## DO THIS
How many lines in the entries below include the string "JSON"? Answer with the number only.

Collection entries
- - - - -

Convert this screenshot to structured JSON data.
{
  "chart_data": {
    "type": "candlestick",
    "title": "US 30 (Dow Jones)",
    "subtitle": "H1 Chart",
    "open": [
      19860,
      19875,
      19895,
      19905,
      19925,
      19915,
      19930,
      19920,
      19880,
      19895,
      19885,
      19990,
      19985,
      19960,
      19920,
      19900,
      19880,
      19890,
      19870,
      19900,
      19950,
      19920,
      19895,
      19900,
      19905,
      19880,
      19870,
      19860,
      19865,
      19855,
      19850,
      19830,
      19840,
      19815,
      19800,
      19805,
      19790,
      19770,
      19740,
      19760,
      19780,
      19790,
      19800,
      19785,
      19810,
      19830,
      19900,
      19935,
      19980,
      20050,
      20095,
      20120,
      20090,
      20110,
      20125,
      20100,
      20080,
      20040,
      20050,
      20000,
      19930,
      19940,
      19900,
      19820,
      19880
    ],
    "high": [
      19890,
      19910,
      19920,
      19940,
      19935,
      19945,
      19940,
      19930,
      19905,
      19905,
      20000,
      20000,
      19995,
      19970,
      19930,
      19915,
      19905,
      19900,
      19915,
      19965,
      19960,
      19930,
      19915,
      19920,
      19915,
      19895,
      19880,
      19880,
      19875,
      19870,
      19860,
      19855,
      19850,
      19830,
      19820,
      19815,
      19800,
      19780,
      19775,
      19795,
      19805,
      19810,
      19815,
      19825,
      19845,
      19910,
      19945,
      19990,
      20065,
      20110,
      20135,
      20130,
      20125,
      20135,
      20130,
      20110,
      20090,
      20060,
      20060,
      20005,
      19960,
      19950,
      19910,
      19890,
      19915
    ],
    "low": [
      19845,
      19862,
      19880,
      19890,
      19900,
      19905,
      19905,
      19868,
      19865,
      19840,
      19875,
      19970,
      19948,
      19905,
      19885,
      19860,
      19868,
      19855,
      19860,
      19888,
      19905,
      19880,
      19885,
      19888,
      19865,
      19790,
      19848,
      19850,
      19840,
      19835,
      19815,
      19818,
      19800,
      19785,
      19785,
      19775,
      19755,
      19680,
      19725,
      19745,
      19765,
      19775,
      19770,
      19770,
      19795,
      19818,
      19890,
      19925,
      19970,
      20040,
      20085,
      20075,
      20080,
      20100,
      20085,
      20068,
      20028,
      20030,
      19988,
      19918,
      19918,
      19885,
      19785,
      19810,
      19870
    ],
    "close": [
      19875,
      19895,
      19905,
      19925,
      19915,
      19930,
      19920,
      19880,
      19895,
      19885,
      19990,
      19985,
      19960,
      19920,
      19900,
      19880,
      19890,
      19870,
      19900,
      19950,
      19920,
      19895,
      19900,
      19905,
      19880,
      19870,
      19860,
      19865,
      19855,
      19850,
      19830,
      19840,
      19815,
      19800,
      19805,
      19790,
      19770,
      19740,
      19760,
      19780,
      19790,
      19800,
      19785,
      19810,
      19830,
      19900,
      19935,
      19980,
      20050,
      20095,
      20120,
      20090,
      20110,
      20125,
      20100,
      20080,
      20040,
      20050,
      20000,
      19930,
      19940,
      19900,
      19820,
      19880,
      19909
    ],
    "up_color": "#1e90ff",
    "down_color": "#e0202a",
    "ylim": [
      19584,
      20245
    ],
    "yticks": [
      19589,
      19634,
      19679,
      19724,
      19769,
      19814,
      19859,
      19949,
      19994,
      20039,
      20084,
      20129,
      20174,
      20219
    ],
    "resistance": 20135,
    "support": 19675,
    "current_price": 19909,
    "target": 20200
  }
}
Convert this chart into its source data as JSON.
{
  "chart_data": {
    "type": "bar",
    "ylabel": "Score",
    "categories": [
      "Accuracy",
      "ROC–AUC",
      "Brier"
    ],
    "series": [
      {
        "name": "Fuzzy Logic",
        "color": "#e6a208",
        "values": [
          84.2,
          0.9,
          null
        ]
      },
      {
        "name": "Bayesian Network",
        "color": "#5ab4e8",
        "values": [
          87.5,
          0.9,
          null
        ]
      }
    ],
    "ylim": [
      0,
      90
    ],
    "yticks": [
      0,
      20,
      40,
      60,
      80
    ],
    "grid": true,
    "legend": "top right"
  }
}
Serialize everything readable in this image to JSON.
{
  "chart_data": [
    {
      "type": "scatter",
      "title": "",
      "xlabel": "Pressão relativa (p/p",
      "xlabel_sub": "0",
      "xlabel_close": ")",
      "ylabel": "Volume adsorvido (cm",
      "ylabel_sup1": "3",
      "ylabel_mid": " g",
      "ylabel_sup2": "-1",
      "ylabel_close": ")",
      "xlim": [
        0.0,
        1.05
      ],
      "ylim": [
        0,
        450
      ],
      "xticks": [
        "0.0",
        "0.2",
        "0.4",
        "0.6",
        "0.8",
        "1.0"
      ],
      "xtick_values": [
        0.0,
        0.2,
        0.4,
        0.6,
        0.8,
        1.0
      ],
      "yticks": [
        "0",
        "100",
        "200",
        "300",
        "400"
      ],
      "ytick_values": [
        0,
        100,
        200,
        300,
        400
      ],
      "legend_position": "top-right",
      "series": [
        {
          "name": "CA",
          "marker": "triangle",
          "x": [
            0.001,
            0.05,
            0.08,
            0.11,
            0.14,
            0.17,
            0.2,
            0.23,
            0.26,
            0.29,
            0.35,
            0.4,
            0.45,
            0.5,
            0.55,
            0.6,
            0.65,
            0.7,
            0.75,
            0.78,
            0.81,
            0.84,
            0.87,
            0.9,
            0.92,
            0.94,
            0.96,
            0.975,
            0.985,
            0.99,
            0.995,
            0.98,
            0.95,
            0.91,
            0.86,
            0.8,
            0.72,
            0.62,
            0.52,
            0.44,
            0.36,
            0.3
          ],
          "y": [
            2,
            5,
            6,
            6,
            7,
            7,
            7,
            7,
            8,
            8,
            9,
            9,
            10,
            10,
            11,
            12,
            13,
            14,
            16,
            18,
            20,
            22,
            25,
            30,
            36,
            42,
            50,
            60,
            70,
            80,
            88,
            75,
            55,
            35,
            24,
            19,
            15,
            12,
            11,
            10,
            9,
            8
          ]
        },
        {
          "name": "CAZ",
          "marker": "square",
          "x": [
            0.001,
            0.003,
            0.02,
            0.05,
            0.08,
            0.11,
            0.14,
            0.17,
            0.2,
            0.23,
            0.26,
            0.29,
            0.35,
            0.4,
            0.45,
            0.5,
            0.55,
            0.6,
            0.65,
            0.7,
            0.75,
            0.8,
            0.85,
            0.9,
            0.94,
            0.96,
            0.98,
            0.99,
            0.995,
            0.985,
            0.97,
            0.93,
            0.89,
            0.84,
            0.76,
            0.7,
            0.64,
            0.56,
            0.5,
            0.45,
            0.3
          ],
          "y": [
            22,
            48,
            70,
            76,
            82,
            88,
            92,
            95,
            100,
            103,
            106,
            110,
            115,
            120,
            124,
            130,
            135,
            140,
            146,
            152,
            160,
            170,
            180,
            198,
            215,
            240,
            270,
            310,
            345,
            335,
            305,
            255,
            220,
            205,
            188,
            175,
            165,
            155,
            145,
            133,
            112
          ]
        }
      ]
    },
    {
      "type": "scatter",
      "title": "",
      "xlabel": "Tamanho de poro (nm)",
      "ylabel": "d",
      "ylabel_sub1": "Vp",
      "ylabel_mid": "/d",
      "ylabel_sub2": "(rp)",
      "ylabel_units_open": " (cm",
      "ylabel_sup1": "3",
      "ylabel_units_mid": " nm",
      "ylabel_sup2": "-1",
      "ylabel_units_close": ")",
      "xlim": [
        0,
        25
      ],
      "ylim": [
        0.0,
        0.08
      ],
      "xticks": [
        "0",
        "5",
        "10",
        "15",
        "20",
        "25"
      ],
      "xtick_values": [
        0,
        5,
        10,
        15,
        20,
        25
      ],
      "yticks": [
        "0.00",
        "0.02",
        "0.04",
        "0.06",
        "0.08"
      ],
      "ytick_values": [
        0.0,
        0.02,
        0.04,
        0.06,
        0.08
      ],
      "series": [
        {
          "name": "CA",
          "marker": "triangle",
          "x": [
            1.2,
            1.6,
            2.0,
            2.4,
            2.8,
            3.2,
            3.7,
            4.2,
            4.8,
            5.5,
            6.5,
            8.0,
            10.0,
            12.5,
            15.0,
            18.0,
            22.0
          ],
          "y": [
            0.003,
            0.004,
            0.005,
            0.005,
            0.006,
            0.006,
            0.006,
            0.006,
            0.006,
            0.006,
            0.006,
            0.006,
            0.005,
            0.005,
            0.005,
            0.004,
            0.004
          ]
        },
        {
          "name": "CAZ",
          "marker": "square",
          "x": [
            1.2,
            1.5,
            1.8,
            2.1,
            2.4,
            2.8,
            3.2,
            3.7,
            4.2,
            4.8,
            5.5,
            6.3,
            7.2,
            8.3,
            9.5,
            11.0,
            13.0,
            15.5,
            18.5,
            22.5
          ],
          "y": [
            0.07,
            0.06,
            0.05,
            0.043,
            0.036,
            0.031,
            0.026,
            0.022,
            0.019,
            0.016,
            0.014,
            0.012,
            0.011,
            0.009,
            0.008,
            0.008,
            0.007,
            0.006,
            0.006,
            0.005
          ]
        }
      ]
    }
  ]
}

- - - - -

## TASK ANSWER
3